▶ _What is being asked_: Retype the records below exactly as they appear.
╔══
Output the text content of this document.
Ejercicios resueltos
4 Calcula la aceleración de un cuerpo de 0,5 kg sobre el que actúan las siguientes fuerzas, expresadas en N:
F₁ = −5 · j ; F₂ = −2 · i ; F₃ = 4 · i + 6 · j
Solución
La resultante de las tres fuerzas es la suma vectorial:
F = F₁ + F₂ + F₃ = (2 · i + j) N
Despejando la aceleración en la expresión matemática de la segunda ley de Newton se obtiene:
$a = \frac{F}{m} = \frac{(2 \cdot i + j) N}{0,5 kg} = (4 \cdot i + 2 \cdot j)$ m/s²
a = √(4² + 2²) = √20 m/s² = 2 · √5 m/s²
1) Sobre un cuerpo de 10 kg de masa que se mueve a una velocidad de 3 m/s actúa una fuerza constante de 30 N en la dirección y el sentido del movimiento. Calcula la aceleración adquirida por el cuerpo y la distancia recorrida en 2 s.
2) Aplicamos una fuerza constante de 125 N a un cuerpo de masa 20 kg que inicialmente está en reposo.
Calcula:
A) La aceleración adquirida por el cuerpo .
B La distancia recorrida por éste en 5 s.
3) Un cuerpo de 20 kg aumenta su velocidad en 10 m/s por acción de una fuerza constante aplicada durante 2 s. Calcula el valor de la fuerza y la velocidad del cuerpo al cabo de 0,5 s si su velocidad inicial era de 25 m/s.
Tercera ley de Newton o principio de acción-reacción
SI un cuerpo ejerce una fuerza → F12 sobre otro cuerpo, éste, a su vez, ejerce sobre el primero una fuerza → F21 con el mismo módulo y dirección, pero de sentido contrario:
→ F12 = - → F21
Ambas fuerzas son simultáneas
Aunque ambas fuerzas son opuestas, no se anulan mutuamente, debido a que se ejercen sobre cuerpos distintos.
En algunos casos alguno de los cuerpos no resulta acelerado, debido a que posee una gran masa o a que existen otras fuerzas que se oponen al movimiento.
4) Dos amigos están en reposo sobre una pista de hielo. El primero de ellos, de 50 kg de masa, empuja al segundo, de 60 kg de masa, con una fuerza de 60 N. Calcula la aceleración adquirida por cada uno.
╚══
▶ _Full answer_:
Output the text content of this document.
Ejercicios resueltos
4 Calcula la aceleración de un cuerpo de 0,5 kg sobre el que actúan las siguientes fuerzas, expresadas en N:
F₁ = −5 · j ; F₂ = −2 · i ; F₃ = 4 · i + 6 · j
Solución
La resultante de las tres fuerzas es la suma vectorial:
F = F₁ + F₂ + F₃ = (2 · i + j) N
Despejando la aceleración en la expresión matemática de la segunda ley de Newton se obtiene:
$a = \frac{F}{m} = \frac{(2 \cdot i + j) N}{0,5 kg} = (4 \cdot i + 2 \cdot j)$ m/s²
a = √(4² + 2²) = √20 m/s² = 2 · √5 m/s²
1) Sobre un cuerpo de 10 kg de masa que se mueve a una velocidad de 3 m/s actúa una fuerza constante de 30 N en la dirección y el sentido del movimiento. Calcula la aceleración adquirida por el cuerpo y la distancia recorrida en 2 s.
2) Aplicamos una fuerza constante de 125 N a un cuerpo de masa 20 kg que inicialmente está en reposo.
Calcula:
A) La aceleración adquirida por el cuerpo .
B La distancia recorrida por éste en 5 s.
3) Un cuerpo de 20 kg aumenta su velocidad en 10 m/s por acción de una fuerza constante aplicada durante 2 s. Calcula el valor de la fuerza y la velocidad del cuerpo al cabo de 0,5 s si su velocidad inicial era de 25 m/s.
Tercera ley de Newton o principio de acción-reacción
SI un cuerpo ejerce una fuerza → F12 sobre otro cuerpo, éste, a su vez, ejerce sobre el primero una fuerza → F21 con el mismo módulo y dirección, pero de sentido contrario:
→ F12 = - → F21
Ambas fuerzas son simultáneas
Aunque ambas fuerzas son opuestas, no se anulan mutuamente, debido a que se ejercen sobre cuerpos distintos.
En algunos casos alguno de los cuerpos no resulta acelerado, debido a que posee una gran masa o a que existen otras fuerzas que se oponen al movimiento.
4) Dos amigos están en reposo sobre una pista de hielo. El primero de ellos, de 50 kg de masa, empuja al segundo, de 60 kg de masa, con una fuerza de 60 N. Calcula la aceleración adquirida por cada uno.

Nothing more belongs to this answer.